> Instructions for the task
In the history of the Guianas below, turn the paragraph beginning "A number of developments emerged" into a short list that keeps its main facts.

> Text extract
========================================
It is little wonder that the seventeenth and eighteenth centuries were characterized by trading ventures, settlement, wars, plunders, shifting allegiances, seizures and restorations and the establishment of plantations. The latter came about when European settlers began to concentrate on the production of crops such as coffee, cocoa, cotton and sugar cane on a commercial scale.
This development was particularly true of Guyana and Suriname. It led to large-scale importation of African labour and a stratified society of master and slaves. Such a situation persisted for a long time and the grave injustices and cruelties associated with the slavery system brought about unique forms of resistance which instilled fear in the plantocracy.
Following Emancipation in the nineteenth century, the Guianas become more ethnically diversified with the introduction of indentured immigrants through various immigration schemes. From then on agriculture remained the backbone of the economy especially in Guyana and Suriname. By the mid 1850’s French Guiana experienced a brief interlude of gold boom. Even so it remained economically depressed and become more prominent as a penal settlement in the nineteenth century.
A number of developments emerged in the Guianas in the twentieth century. Among them was a decline of the plantocracy, the rise of sizeable middle and professional classes, economic diversification, a working class, a working class organization, nationalism and political consciousness. To this end Guyana and Suriname achieved political independence after hundreds of years of European domination.
In the case of French Guiana, “the Cinderella of the French Colonial Empire” - this part of the Guianas remains unique as an “overseas department of France”.
Indeed, exploration and colonization of the Guianas have led to a strong European and other cultural influences on its peoples and on societies which are perhaps more complex than in pre-Columbian times. Against the background of a rapidly changing world environment the Guianas face renewed challenges in this twenty-first century of ours.
========================================
> Dataset excerpt
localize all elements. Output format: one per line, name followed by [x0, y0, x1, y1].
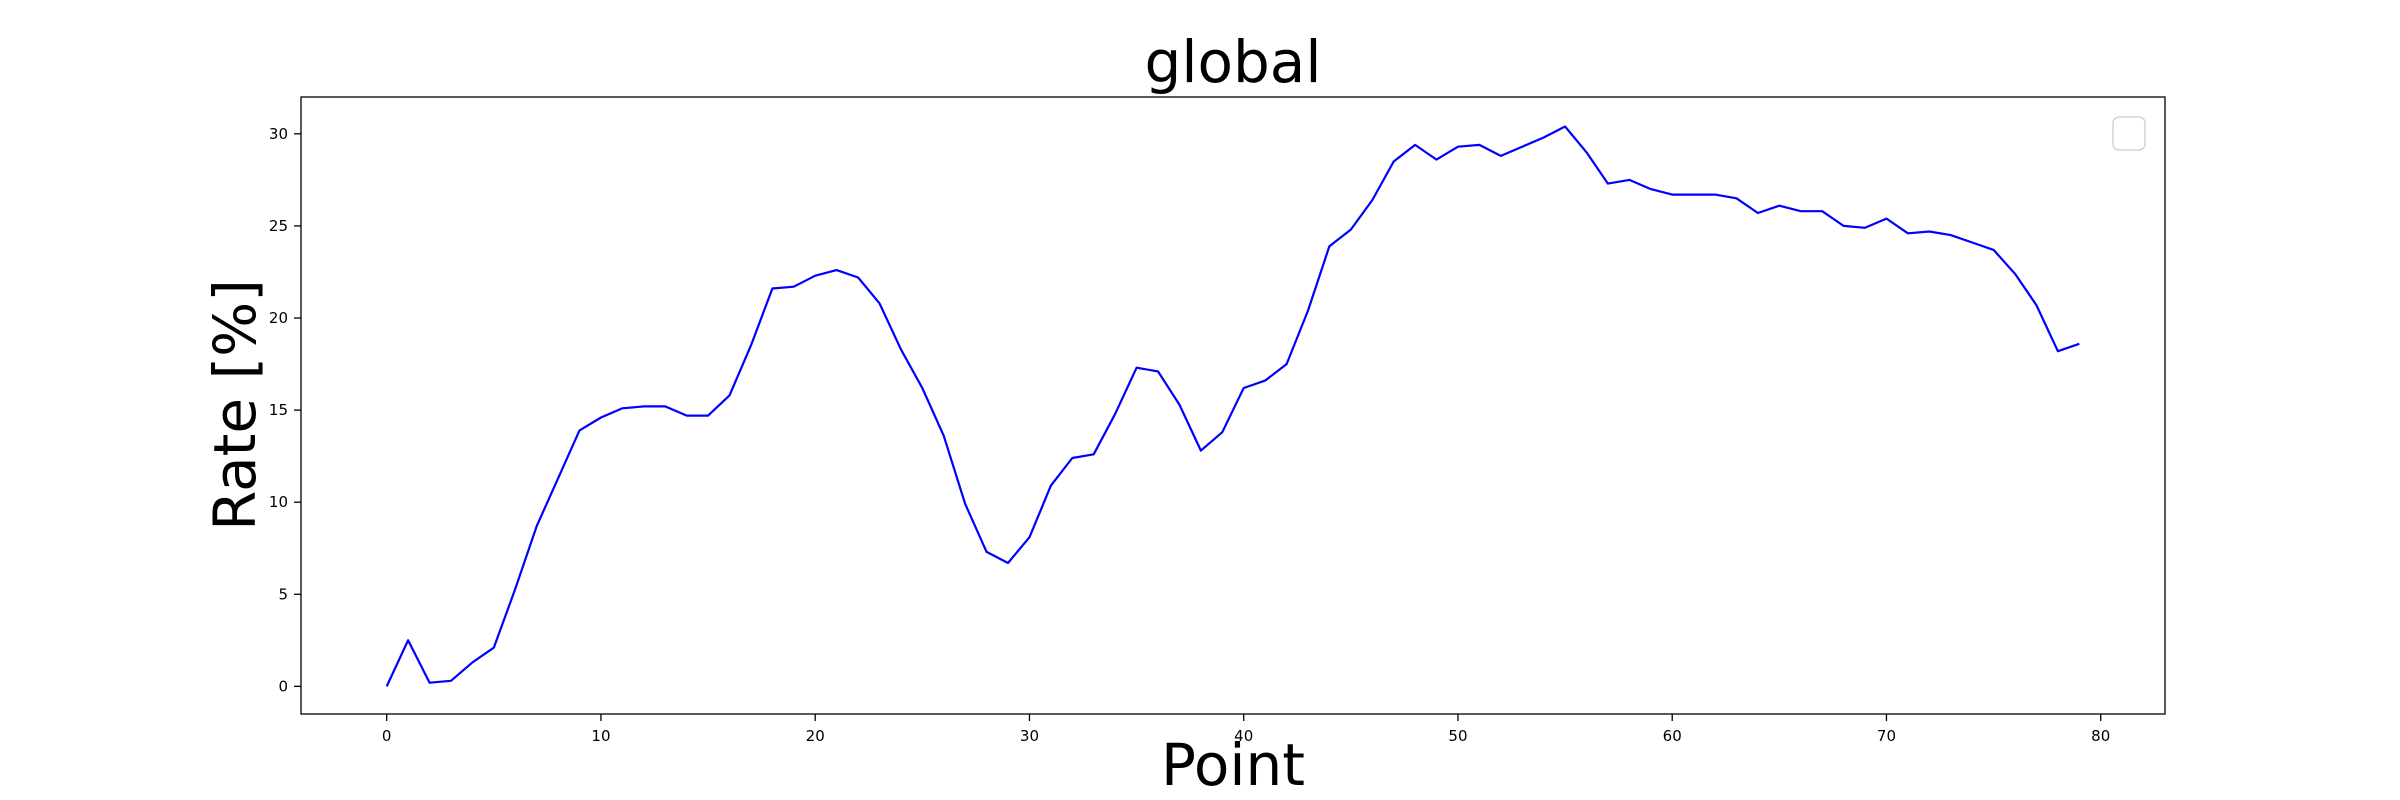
========================================
> Worked answer
Twentieth-century developments in the Guianas:
- Decline of the plantocracy
- Rise of sizeable middle and professional classes
- Economic diversification
- A working class and a working-class organization
- Nationalism and political consciousness
- Political independence for Guyana and Suriname after hundreds of years of European domination